### RECORDED DATA ###

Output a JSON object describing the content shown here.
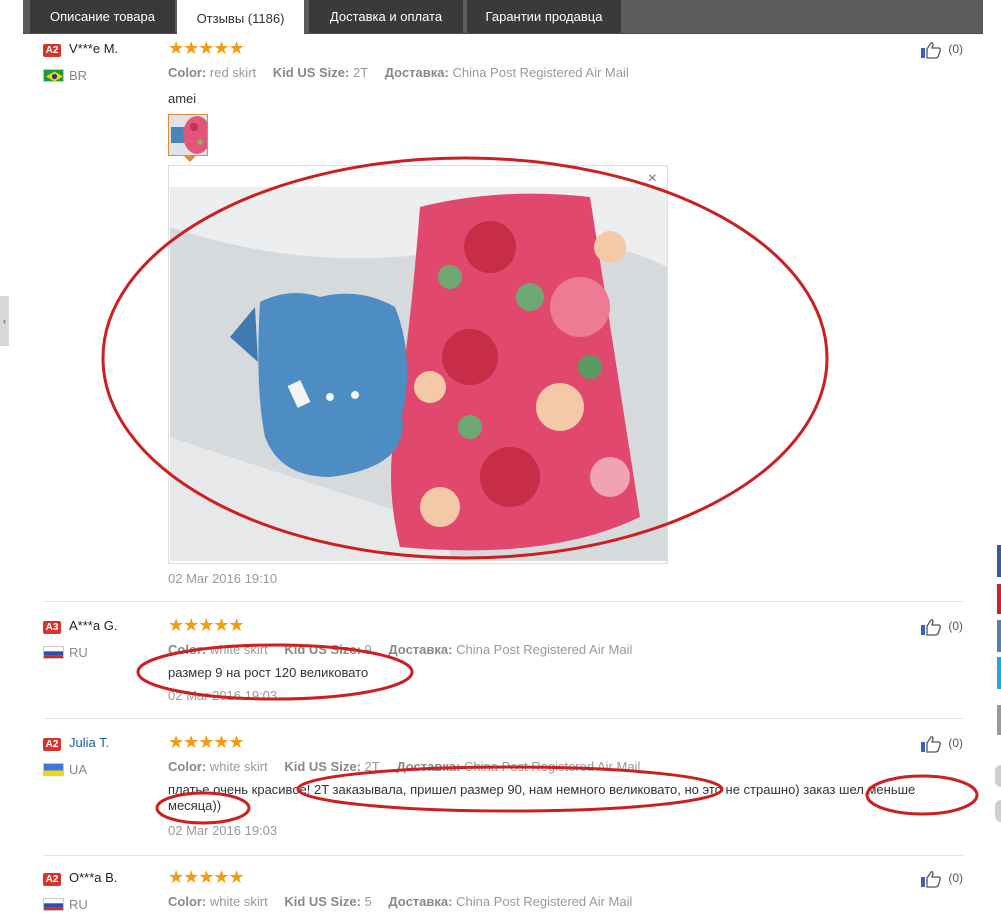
{
  "tabs": [
    {
      "label": "Описание товара",
      "active": false
    },
    {
      "label": "Отзывы (1186)",
      "active": true
    },
    {
      "label": "Доставка и оплата",
      "active": false
    },
    {
      "label": "Гарантии продавца",
      "active": false
    }
  ],
  "labels": {
    "color": "Color:",
    "kid_size": "Kid US Size:",
    "delivery": "Доставка:"
  },
  "colors": {
    "accent_star": "#f39c12",
    "badge": "#d9342c",
    "annotation": "#cc1f1f",
    "link_name": "#1a5fa8"
  },
  "side_handle": "‹",
  "viewer_close": "×",
  "reviews": [
    {
      "level": "A2",
      "name": "V***e M.",
      "country": "BR",
      "stars": "★★★★★",
      "color": "red skirt",
      "size": "2T",
      "delivery": "China Post Registered Air Mail",
      "text": "amei",
      "date": "02 Mar 2016 19:10",
      "likes": "(0)"
    },
    {
      "level": "A3",
      "name": "A***a G.",
      "country": "RU",
      "stars": "★★★★★",
      "color": "white skirt",
      "size": "9",
      "delivery": "China Post Registered Air Mail",
      "text": "размер 9 на рост 120 великовато",
      "date": "02 Mar 2016 19:03",
      "likes": "(0)"
    },
    {
      "level": "A2",
      "name": "Julia T.",
      "country": "UA",
      "stars": "★★★★★",
      "color": "white skirt",
      "size": "2T",
      "delivery": "China Post Registered Air Mail",
      "text_line1": "платье очень красивое! 2T заказывала, пришел размер 90, нам немного великовато, но это не страшно) заказ шел меньше",
      "text_line2": "месяца))",
      "date": "02 Mar 2016 19:03",
      "likes": "(0)"
    },
    {
      "level": "A2",
      "name": "O***a B.",
      "country": "RU",
      "stars": "★★★★★",
      "color": "white skirt",
      "size": "5",
      "delivery": "China Post Registered Air Mail",
      "likes": "(0)"
    }
  ]
}
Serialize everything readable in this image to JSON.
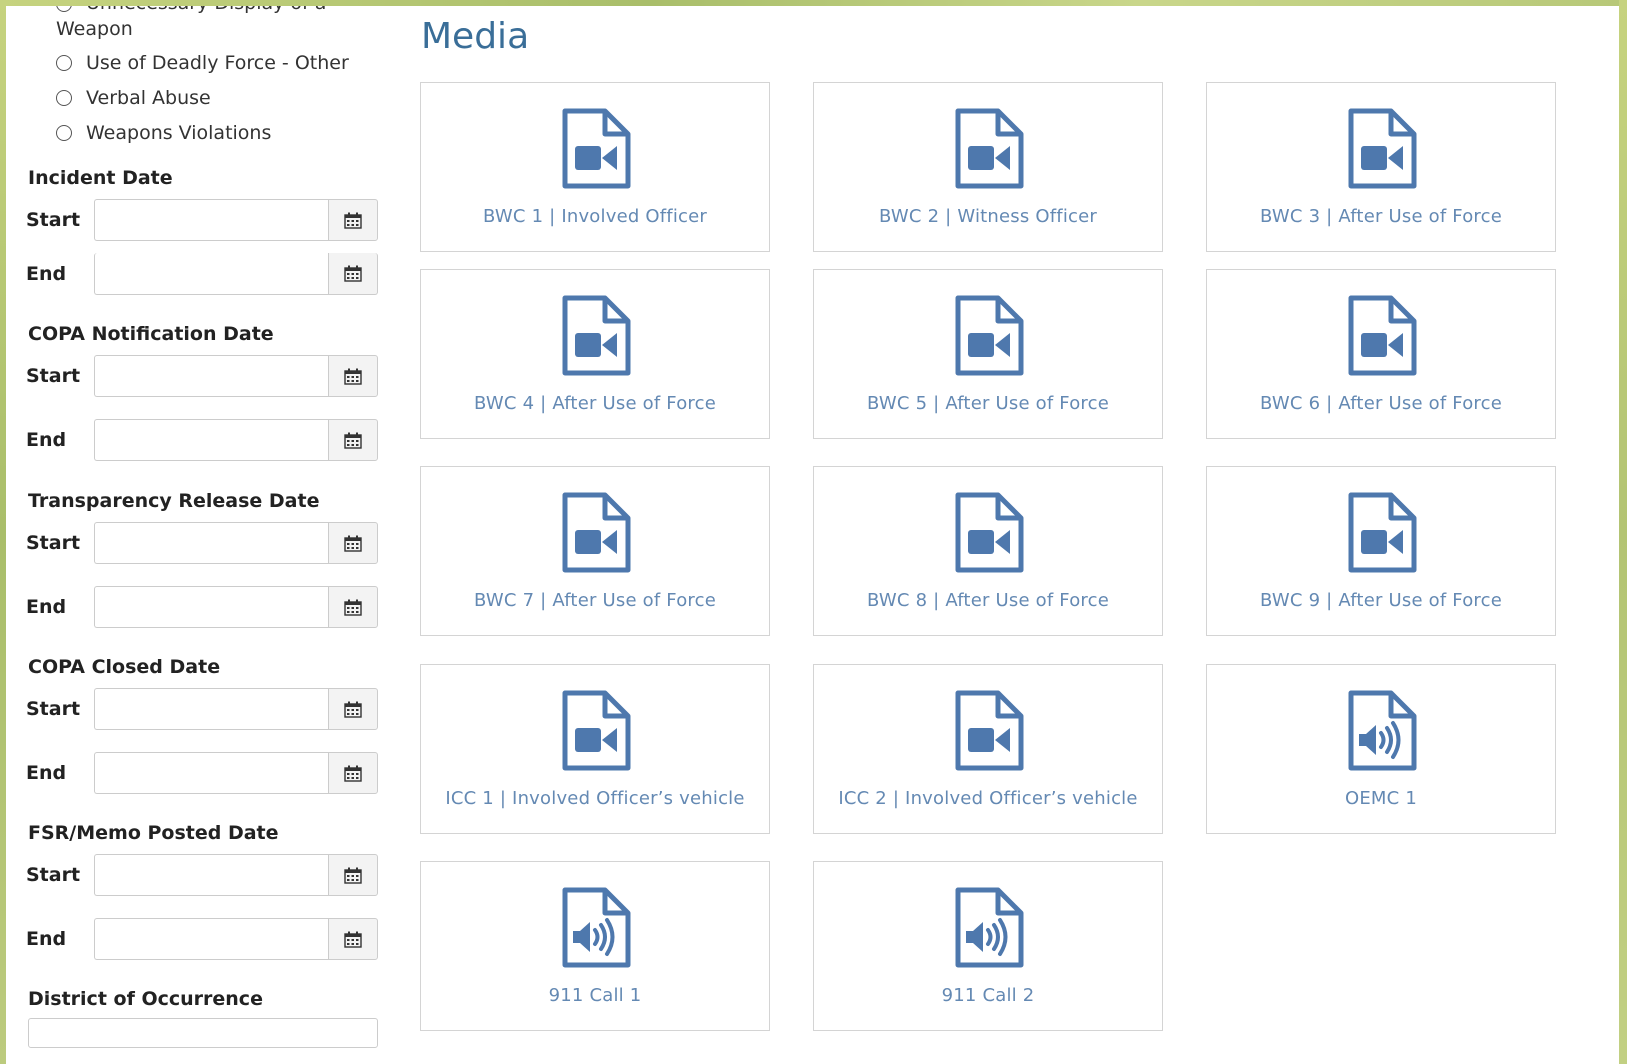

###

> [GOAL] Filter the entries down to the lines with the word "великовато" in them.

> [TASK SOLUTION]
      "text": "размер 9 на рост 120 великовато",
      "text_line1": "платье очень красивое! 2T заказывала, пришел размер 90, нам немного великовато, но это не страшно) заказ шел меньше",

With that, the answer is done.